## What to work on:
Reproduce the material below word for word, from its first line through the line containing "p-value-exponent: −10 <box>352", with both of those lines included.
***
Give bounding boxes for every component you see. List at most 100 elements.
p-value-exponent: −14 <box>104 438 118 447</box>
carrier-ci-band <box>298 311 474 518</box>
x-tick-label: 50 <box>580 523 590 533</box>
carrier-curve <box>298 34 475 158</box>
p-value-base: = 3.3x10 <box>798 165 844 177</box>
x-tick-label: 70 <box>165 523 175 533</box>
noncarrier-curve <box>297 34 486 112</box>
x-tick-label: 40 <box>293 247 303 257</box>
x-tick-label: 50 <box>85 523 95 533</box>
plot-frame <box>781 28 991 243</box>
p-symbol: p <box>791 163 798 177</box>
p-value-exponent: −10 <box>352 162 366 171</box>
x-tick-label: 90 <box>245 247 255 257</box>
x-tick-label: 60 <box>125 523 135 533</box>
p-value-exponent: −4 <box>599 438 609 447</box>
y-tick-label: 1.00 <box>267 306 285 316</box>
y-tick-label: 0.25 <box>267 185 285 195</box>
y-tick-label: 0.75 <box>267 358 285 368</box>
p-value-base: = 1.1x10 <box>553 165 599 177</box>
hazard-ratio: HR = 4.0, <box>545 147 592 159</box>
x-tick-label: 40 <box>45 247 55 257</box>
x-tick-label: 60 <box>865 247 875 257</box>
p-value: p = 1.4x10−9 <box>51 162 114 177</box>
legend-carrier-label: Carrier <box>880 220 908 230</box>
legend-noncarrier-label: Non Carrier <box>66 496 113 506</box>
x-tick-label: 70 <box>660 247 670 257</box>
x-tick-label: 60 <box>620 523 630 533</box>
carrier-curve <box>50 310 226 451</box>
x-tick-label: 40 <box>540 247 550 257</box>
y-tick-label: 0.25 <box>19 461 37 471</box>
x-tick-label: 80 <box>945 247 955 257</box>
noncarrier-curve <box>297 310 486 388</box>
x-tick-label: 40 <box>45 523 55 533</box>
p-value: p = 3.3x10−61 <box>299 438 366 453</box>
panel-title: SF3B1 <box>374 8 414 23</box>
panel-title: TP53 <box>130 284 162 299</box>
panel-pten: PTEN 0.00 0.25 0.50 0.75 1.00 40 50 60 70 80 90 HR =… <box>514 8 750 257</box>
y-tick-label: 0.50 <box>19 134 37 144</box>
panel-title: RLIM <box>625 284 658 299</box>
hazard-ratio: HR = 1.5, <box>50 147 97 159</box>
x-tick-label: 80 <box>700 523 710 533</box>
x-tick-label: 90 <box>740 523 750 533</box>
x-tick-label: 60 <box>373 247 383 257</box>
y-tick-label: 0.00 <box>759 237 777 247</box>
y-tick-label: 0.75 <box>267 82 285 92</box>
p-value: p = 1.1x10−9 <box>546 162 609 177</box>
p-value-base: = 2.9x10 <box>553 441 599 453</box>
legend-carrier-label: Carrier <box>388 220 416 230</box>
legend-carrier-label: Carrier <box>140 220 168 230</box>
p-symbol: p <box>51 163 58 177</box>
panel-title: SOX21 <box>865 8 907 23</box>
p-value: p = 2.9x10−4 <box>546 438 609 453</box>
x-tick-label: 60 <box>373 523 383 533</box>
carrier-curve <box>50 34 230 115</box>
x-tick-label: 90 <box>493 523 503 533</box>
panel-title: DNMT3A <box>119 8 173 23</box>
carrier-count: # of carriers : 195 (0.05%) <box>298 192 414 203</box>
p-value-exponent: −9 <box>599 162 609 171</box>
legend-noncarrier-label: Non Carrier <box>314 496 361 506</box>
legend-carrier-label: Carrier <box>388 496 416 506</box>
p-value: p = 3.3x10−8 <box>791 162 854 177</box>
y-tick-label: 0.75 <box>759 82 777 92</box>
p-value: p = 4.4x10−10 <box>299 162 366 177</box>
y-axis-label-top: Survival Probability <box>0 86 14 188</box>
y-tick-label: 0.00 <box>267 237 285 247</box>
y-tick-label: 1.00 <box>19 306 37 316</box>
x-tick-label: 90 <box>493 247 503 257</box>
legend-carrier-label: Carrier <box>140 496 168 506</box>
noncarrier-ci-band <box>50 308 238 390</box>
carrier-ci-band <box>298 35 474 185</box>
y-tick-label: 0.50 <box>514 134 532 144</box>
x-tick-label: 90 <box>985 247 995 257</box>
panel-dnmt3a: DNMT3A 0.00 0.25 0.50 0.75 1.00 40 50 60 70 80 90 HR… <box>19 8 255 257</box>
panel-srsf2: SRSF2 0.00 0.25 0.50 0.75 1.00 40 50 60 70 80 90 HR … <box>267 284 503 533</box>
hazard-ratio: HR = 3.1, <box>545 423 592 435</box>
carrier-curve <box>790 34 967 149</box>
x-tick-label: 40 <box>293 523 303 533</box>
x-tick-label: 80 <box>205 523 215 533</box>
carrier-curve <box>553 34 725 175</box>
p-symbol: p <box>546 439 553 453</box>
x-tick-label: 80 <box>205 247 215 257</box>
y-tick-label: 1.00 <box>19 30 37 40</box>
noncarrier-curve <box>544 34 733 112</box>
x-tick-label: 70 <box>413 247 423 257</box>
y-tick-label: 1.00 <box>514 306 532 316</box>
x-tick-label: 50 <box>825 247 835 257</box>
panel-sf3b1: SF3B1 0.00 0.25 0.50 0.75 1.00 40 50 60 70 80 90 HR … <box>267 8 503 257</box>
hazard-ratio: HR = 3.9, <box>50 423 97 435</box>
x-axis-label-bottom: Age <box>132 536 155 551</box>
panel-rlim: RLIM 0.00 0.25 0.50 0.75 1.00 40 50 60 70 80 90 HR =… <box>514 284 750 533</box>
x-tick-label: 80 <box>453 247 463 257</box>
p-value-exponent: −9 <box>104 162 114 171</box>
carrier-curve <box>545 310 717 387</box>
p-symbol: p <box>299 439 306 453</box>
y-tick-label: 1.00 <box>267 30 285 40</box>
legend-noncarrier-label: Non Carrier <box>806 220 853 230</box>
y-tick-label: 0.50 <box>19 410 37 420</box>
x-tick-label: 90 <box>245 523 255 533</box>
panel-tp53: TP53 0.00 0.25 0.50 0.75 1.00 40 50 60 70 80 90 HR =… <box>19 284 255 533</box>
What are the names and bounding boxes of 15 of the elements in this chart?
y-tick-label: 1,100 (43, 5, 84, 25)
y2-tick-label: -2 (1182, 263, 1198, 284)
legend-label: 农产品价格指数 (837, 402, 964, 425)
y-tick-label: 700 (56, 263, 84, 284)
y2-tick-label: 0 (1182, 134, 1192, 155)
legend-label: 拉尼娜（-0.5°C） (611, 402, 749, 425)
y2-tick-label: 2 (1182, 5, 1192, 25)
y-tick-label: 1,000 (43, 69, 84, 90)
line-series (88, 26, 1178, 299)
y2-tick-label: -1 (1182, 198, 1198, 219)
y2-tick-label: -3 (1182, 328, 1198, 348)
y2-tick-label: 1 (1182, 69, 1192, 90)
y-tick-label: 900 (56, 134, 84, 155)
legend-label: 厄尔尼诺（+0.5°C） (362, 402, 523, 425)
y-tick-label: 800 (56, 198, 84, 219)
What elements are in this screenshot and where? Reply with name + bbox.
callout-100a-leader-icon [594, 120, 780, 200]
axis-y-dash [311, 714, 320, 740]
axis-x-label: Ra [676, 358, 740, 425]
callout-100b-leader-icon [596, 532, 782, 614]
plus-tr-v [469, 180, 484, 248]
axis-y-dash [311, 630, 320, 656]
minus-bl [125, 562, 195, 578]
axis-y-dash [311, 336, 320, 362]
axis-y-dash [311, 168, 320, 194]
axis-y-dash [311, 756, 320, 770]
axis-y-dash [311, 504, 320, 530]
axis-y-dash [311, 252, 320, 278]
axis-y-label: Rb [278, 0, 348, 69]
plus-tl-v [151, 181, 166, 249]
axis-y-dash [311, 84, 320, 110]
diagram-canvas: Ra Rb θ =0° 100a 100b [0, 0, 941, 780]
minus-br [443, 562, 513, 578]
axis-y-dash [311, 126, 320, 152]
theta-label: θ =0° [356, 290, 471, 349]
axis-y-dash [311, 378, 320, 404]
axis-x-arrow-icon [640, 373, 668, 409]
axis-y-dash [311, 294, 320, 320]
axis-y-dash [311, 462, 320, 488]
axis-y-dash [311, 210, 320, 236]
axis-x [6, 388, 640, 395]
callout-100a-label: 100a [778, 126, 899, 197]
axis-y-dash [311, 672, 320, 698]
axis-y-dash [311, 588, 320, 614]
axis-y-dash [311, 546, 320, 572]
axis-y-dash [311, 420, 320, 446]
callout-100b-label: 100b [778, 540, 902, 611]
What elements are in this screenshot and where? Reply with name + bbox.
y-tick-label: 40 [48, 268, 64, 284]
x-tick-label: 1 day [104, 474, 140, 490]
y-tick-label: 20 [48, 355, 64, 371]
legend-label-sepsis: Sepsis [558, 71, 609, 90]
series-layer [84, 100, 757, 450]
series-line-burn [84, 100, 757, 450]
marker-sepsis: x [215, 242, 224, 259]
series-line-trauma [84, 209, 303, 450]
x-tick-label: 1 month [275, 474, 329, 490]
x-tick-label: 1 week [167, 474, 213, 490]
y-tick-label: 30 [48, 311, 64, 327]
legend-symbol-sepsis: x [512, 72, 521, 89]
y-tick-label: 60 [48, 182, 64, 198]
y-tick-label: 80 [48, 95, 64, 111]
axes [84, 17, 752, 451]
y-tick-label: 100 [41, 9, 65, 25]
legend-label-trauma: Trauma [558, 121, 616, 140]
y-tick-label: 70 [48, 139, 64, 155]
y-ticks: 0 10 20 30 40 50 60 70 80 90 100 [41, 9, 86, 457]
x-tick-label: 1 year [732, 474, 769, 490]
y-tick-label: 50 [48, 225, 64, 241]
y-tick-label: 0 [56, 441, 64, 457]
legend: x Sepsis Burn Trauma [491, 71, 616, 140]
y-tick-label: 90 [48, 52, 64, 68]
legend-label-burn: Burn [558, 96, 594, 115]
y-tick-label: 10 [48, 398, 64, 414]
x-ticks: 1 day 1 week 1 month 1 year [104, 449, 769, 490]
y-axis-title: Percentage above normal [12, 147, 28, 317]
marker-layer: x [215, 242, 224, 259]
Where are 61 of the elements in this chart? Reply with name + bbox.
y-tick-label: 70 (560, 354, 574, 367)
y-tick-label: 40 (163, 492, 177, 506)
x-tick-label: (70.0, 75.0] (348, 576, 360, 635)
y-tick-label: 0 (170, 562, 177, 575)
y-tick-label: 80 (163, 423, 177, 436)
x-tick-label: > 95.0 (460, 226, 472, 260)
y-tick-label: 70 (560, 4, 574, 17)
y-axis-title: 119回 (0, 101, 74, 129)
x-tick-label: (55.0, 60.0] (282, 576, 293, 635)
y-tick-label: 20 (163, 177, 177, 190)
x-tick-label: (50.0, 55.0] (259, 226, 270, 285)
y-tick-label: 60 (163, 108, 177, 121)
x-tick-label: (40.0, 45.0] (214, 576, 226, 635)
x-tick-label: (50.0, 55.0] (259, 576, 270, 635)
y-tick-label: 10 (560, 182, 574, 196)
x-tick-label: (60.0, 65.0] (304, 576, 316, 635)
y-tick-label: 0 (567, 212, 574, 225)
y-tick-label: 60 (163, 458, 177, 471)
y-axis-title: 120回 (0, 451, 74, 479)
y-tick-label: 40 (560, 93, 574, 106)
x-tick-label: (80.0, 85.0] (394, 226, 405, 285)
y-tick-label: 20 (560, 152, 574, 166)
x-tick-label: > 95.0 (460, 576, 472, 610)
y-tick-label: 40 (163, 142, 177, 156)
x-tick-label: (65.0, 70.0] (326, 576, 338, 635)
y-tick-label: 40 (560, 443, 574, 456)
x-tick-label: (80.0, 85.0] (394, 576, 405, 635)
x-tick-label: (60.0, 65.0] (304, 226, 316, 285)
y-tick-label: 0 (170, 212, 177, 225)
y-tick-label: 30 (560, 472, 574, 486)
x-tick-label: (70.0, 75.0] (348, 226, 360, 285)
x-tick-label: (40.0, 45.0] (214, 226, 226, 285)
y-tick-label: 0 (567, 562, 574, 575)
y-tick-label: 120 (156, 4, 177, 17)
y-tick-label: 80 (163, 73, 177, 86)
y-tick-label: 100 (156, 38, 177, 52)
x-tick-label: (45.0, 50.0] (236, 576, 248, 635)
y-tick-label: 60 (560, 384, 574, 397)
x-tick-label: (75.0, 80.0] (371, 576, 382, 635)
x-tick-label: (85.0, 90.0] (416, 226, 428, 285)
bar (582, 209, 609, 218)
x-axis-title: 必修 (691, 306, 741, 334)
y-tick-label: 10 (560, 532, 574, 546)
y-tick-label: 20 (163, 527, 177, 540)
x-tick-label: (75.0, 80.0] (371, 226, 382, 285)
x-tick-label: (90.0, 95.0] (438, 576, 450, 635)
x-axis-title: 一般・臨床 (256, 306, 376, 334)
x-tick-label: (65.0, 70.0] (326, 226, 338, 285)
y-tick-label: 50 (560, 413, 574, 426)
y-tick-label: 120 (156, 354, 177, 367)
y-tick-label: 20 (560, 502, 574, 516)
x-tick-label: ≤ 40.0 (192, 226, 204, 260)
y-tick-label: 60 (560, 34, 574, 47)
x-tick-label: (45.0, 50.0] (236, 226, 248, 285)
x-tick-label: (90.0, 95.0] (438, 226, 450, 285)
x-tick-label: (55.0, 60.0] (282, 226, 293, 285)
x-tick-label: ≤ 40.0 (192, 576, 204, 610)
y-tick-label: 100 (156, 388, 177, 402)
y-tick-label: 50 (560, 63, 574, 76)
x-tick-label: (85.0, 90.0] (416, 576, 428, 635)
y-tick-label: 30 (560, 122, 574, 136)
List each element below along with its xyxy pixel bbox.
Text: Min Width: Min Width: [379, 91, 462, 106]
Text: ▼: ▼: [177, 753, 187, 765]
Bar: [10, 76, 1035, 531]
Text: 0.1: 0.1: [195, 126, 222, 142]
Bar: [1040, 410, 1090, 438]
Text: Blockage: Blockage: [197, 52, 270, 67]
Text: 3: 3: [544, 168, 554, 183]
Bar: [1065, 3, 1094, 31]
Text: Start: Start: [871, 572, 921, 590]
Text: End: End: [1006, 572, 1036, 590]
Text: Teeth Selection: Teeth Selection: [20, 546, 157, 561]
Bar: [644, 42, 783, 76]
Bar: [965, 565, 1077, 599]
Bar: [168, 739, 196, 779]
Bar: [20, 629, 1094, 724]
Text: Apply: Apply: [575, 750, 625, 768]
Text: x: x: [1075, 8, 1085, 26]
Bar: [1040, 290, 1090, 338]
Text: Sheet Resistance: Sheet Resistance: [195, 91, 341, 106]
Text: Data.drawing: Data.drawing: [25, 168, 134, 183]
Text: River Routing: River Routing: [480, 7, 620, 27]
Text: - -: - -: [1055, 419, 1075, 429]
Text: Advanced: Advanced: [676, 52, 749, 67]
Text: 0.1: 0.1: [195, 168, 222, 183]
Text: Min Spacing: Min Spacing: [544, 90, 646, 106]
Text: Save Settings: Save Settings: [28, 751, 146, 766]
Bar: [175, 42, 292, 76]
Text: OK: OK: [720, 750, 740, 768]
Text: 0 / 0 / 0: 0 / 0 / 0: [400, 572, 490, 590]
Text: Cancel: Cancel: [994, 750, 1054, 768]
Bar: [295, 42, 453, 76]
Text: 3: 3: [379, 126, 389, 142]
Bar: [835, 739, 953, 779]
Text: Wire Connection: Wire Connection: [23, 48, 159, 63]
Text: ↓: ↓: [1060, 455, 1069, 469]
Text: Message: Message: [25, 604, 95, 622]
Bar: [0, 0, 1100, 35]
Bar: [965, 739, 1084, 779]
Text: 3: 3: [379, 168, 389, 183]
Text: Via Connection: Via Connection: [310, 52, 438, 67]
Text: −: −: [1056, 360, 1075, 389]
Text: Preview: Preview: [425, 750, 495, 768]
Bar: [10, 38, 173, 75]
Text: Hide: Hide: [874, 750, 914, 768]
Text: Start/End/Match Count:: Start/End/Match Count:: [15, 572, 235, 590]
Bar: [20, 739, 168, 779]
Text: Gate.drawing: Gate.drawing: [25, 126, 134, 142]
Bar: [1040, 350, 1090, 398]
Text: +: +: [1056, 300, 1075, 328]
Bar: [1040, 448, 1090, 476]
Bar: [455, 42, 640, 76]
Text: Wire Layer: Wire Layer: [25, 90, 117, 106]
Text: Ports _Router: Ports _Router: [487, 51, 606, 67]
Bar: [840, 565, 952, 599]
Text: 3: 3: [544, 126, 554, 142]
***
## Final result:
Give bounding boxes for every component you see. List at most 100 elements.
p-value-exponent: −14 <box>104 438 118 447</box>
carrier-ci-band <box>298 311 474 518</box>
x-tick-label: 50 <box>580 523 590 533</box>
carrier-curve <box>298 34 475 158</box>
p-value-base: = 3.3x10 <box>798 165 844 177</box>
x-tick-label: 70 <box>165 523 175 533</box>
noncarrier-curve <box>297 34 486 112</box>
x-tick-label: 40 <box>293 247 303 257</box>
x-tick-label: 50 <box>85 523 95 533</box>
plot-frame <box>781 28 991 243</box>
p-symbol: p <box>791 163 798 177</box>
p-value-exponent: −10 <box>352 162 366 171</box>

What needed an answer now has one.